◆ Document text
------------------------
So something isn't quite right yet. Unfortunately I don't have a good
reproducer. :-/

Thanks,
-- Marco


2022-10-06 16:10:45

by Peter Zijlstra

[permalink] [raw]
Subject: Re: [PATCH] perf: Fix missing SIGTRAPs

On Thu, Oct 06, 2022 at 03:59:55PM +0200, Marco Elver wrote:

> That one I could fix up with:
>
> | diff --git a/kernel/events/core.c b/kernel/events/core.c
> | index 9319af6013f1..2f1d51b50be7 100644
> | --- a/kernel/events/core.c
> | +++ b/kernel/events/core.c
> | @@ -6563,6 +6563,7 @@ static void perf_pending_task(struct callback_head *head)
> | * If we 'fail' here, that's OK, it means recursion is already disabled
> | * and we won't recurse 'further'.
> | */
> | + preempt_disable_notrace();
> | rctx = perf_swevent_get_recursion_context();
> |
> | if (event->pending_work) {
> | @@ -6573,6 +6574,7 @@ static void perf_pending_task(struct callback_head *head)
> |
> | if (rctx >= 0)
> | perf_swevent_put_recursion_context(rctx);
> | + preempt_enable_notrace();
> | }
> |
> | #ifdef CONFIG_GUEST_PERF_EVENTS

Right, thanks! It appears I only have lockdep enabled but not the
preempt warning :/

> But following that, I get:
>

> | WARNING: CPU: 3 PID: 13018 at kernel/events/core.c:2288 event_sched_out+0x3f2/0x410 kernel/events/core.c:2288

I'm taking this is (my line numbers are slightly different):

WARN_ON_ONCE(event->pending_work);



> So something isn't quite right yet. Unfortunately I don't have a good
> reproducer. :-/

This can happen if we get two consecutive event_sched_out() and both
instances will have pending_sigtrap set. This can happen when the event
that has sigtrap set also triggers in kernel space.

You then get task_work list corruption and *boom*.

I'm thinking the below might be the simplest solution; we can only send
a single signal after all.


--- a/kernel/events/core.c
+++ b/kernel/events/core.c
@@ -2293,9 +2293,10 @@ event_sched_out(struct perf_event *event
*/
local_dec(&event->ctx->nr_pending);
} else {
- WARN_ON_ONCE(event->pending_work);
- event->pending_work = 1;
- task_work_add(current, &event->pending_task, TWA_RESUME);
+ if (!event->pending_work) {
+ event->pending_work = 1;
+ task_work_add(current, &event->pending_task, TWA_RESUME);
+ }
}
}

2022-10-07 09:51:16

by Marco Elver

[permalink] [raw]
Subject: Re: [PATCH] perf: Fix missing SIGTRAPs

On Thu, Oct 06, 2022 at 06:02PM +0200, Peter Zijlstra wrote:

> This can happen if we get two consecutive event_sched_out() and both
> instances will have pending_sigtrap set. This can happen when the event
> that has sigtrap set also triggers in kernel space.
------------------------
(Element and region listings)
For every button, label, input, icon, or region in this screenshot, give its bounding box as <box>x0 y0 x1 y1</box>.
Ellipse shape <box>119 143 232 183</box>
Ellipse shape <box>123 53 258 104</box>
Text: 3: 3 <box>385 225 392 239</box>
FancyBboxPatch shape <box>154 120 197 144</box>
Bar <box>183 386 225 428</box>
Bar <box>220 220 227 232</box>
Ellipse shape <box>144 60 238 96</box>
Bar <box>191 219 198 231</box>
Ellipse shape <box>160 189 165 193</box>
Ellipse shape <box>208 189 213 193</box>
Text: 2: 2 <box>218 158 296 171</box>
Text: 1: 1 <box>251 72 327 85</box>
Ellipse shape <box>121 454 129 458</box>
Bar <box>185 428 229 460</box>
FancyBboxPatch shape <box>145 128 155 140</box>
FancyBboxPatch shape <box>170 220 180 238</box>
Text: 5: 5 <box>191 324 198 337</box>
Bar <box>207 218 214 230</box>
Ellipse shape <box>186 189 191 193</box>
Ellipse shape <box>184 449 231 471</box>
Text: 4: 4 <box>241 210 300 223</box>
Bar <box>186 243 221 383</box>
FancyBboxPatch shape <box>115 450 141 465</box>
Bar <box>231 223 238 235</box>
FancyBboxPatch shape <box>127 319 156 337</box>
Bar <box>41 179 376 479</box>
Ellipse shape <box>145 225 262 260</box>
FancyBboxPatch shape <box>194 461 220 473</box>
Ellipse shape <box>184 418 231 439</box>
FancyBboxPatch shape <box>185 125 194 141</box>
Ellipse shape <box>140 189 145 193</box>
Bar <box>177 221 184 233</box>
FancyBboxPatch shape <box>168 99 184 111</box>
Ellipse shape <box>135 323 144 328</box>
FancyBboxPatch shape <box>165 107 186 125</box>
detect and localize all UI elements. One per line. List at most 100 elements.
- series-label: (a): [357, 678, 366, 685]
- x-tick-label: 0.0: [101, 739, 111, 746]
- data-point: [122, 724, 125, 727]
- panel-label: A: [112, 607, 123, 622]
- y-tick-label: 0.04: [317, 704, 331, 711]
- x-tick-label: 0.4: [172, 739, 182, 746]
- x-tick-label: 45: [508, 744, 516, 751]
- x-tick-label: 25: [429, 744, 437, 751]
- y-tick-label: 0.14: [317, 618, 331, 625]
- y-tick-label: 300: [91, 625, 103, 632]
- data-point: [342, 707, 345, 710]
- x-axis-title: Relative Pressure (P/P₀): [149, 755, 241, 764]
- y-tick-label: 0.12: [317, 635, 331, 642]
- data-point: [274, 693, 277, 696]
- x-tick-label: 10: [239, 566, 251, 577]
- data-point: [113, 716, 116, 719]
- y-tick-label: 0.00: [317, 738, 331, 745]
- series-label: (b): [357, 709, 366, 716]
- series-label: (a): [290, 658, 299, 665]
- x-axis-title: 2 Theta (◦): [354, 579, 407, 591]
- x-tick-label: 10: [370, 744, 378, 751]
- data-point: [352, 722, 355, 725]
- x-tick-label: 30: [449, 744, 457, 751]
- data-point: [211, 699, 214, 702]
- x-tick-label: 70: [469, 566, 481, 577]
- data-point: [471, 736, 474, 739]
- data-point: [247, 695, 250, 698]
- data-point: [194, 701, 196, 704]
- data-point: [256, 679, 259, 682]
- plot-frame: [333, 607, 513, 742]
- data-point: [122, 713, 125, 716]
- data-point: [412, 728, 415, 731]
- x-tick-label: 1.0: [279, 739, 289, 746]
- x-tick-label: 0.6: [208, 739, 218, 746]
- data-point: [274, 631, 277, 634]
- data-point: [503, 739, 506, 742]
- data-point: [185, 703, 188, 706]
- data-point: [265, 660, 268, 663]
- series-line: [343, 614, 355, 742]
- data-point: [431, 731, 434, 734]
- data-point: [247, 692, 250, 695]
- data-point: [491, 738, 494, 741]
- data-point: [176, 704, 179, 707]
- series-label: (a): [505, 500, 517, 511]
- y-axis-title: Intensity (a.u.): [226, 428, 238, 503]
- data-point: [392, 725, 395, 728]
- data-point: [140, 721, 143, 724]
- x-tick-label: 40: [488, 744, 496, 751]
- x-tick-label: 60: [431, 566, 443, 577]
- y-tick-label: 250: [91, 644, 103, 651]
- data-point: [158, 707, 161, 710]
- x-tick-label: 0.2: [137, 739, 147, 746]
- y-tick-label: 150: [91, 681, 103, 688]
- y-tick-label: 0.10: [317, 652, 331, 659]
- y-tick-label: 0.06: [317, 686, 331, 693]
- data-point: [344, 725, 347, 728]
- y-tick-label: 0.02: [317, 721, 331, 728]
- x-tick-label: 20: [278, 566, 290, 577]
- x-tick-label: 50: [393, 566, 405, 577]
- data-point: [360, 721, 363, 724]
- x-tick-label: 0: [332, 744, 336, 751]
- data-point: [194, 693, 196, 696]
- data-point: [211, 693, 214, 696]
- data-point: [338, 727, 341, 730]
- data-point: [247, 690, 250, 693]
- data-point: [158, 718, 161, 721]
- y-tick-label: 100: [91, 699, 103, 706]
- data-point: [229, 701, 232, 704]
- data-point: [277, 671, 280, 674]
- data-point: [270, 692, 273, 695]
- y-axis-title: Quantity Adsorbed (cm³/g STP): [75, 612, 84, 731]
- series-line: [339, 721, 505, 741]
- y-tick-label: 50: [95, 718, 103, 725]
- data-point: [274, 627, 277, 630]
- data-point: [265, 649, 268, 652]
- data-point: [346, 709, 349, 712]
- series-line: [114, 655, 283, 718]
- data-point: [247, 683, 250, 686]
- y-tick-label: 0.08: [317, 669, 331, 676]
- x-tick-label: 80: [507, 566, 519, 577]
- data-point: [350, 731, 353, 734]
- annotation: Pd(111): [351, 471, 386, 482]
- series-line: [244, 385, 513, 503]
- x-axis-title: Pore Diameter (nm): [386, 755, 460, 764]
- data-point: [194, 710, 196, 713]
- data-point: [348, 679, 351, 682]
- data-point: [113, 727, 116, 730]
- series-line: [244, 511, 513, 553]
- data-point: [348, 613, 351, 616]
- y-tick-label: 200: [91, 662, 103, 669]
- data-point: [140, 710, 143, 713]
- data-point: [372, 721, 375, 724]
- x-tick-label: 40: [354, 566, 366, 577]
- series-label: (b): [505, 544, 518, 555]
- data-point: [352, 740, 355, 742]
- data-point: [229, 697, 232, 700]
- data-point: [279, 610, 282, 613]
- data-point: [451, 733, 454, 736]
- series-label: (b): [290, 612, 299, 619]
------------------------
◆ Required tasks
- A) Return the records from their first line through the line that contains "detect and localize", inclusive.
- B) Resume the mailing-list thread about the perf SIGTRAP patch, starting after its last line.

◆ Outputs
- A)
For every button, label, input, icon, or region in this screenshot, give its bounding box as <box>x0 y0 x1 y1</box>.
Ellipse shape <box>119 143 232 183</box>
Ellipse shape <box>123 53 258 104</box>
Text: 3: 3 <box>385 225 392 239</box>
FancyBboxPatch shape <box>154 120 197 144</box>
Bar <box>183 386 225 428</box>
Bar <box>220 220 227 232</box>
Ellipse shape <box>144 60 238 96</box>
Bar <box>191 219 198 231</box>
Ellipse shape <box>160 189 165 193</box>
Ellipse shape <box>208 189 213 193</box>
Text: 2: 2 <box>218 158 296 171</box>
Text: 1: 1 <box>251 72 327 85</box>
Ellipse shape <box>121 454 129 458</box>
Bar <box>185 428 229 460</box>
FancyBboxPatch shape <box>145 128 155 140</box>
FancyBboxPatch shape <box>170 220 180 238</box>
Text: 5: 5 <box>191 324 198 337</box>
Bar <box>207 218 214 230</box>
Ellipse shape <box>186 189 191 193</box>
Ellipse shape <box>184 449 231 471</box>
Text: 4: 4 <box>241 210 300 223</box>
Bar <box>186 243 221 383</box>
FancyBboxPatch shape <box>115 450 141 465</box>
Bar <box>231 223 238 235</box>
FancyBboxPatch shape <box>127 319 156 337</box>
Bar <box>41 179 376 479</box>
Ellipse shape <box>145 225 262 260</box>
FancyBboxPatch shape <box>194 461 220 473</box>
Ellipse shape <box>184 418 231 439</box>
FancyBboxPatch shape <box>185 125 194 141</box>
Ellipse shape <box>140 189 145 193</box>
Bar <box>177 221 184 233</box>
FancyBboxPatch shape <box>168 99 184 111</box>
Ellipse shape <box>135 323 144 328</box>
FancyBboxPatch shape <box>165 107 186 125</box>
detect and localize all UI elements. One per line. List at most 100 elements.

- B)
>
> You then get task_work list corruption and *boom*.
>
> I'm thinking the below might be the simplest solution; we can only send
> a single signal after all.

That worked. In addition I had to disable the ctx->task != current check
if we're in task_work, because presumably the event might have already
been disabled/moved??

At least with all the below fixups, things seem to work (tests +
light fuzzing).

Thanks,
-- Marco

------ >8 ------

diff --git a/kernel/events/core.c b/kernel/events/core.c
index 9319af6013f1..29ed6e58906b 100644
--- a/kernel/events/core.c
+++ b/kernel/events/core.c
@@ -2285,9 +2285,10 @@ event_sched_out(struct perf_event *event,
*/
local_dec(&event->ctx->nr_pending);
} else {
- WARN_ON_ONCE(event->pending_work);
- event->pending_work = 1;
- task_work_add(current, &event->pending_task, TWA_RESUME);
+ if (!event->pending_work) {
+ event->pending_work = 1;
+ task_work_add(current, &event->pending_task, TWA_RESUME);
+ }
}
}

@@ -6455,18 +6456,19 @@ void perf_event_wakeup(struct perf_event *event)
}
}

-static void perf_sigtrap(struct perf_event *event)
+static void perf_sigtrap(struct perf_event *event, bool in_task_work)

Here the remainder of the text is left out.